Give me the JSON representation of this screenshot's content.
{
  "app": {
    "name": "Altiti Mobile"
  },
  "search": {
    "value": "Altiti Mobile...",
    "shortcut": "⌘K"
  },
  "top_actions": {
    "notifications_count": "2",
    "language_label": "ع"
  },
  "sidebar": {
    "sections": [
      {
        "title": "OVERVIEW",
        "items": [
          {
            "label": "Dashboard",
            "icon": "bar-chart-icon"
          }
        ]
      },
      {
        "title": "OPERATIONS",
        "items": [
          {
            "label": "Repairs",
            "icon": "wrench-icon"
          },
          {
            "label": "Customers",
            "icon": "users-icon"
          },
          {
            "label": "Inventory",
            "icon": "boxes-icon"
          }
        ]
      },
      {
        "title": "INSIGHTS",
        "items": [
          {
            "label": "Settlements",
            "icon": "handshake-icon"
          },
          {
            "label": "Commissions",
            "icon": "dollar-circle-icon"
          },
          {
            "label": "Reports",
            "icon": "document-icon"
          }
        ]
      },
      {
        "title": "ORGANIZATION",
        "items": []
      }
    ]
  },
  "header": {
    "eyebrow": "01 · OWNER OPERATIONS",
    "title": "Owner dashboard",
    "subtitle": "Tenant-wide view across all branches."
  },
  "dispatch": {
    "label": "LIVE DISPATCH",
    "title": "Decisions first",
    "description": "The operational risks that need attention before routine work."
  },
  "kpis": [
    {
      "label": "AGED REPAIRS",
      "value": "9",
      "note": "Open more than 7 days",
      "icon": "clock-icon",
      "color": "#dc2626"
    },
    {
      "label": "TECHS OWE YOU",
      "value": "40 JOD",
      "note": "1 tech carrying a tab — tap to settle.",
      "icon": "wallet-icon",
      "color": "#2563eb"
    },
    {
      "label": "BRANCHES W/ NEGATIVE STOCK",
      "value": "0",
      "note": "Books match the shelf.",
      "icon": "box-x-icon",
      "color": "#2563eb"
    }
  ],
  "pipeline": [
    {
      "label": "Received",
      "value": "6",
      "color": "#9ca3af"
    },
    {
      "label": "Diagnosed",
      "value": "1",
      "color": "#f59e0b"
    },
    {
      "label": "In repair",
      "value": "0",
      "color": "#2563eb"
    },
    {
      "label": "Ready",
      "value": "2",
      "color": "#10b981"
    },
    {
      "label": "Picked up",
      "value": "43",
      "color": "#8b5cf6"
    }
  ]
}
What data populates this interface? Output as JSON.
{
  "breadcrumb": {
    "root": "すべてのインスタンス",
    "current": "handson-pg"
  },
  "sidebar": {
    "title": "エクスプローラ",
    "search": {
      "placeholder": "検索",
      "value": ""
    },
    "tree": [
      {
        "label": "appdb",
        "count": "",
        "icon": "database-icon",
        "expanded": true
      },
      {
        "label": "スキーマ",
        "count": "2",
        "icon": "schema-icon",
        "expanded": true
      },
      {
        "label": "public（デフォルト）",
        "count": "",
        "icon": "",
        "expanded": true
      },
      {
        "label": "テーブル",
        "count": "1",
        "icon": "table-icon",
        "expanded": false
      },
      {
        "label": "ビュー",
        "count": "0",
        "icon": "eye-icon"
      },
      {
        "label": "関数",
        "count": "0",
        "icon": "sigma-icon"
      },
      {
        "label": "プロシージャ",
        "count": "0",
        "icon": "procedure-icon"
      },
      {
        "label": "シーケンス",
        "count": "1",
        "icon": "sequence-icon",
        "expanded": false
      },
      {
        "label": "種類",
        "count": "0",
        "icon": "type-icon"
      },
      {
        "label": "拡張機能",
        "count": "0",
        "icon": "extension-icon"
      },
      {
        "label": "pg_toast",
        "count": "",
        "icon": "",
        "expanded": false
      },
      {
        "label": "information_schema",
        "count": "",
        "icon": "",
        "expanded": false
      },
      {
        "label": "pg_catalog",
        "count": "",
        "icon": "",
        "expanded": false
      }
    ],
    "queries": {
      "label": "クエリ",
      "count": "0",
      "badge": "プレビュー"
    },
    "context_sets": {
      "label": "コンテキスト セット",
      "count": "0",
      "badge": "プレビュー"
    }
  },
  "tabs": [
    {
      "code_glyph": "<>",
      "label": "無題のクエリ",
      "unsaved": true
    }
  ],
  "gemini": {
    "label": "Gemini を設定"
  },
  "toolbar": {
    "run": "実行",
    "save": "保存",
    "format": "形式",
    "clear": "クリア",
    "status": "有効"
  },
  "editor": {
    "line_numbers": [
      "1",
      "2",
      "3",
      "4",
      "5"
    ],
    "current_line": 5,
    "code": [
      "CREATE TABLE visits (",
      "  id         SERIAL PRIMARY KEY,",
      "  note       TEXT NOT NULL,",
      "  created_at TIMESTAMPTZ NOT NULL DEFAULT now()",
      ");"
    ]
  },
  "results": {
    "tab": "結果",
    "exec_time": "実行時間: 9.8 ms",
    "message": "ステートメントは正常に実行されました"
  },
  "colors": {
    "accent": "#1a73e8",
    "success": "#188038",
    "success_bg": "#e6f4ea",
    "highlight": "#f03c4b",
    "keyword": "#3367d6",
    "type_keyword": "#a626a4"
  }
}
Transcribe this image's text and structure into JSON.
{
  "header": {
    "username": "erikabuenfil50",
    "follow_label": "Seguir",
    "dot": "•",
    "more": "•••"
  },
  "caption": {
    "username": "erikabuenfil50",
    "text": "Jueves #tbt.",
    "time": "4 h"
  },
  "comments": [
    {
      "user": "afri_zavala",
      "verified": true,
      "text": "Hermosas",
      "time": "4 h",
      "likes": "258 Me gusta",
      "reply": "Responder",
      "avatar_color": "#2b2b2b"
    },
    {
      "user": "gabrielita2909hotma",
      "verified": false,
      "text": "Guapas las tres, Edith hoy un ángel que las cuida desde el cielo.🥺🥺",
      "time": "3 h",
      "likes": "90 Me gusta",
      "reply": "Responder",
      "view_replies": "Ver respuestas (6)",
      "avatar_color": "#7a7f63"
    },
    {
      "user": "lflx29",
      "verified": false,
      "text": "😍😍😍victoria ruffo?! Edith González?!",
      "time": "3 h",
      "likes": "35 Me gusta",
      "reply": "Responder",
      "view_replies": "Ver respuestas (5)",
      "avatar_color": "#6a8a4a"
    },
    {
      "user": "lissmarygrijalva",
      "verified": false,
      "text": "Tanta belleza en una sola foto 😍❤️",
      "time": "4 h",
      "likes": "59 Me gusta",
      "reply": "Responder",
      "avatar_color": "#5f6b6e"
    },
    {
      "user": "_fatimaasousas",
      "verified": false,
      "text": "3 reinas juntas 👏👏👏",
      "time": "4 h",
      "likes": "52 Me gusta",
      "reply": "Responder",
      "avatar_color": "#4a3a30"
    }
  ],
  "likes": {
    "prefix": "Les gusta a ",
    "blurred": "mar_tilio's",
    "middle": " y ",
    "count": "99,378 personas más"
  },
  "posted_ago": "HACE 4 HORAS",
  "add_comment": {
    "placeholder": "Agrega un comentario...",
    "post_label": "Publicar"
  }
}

WHAT YOU NEED TO DO: For each line of the listing that holds the word "gusta", show that line.

EXPECTED ANSWER:
      "likes": "258 Me gusta",
      "likes": "90 Me gusta",
      "likes": "35 Me gusta",
      "likes": "59 Me gusta",
      "likes": "52 Me gusta",
    "prefix": "Les gusta a ",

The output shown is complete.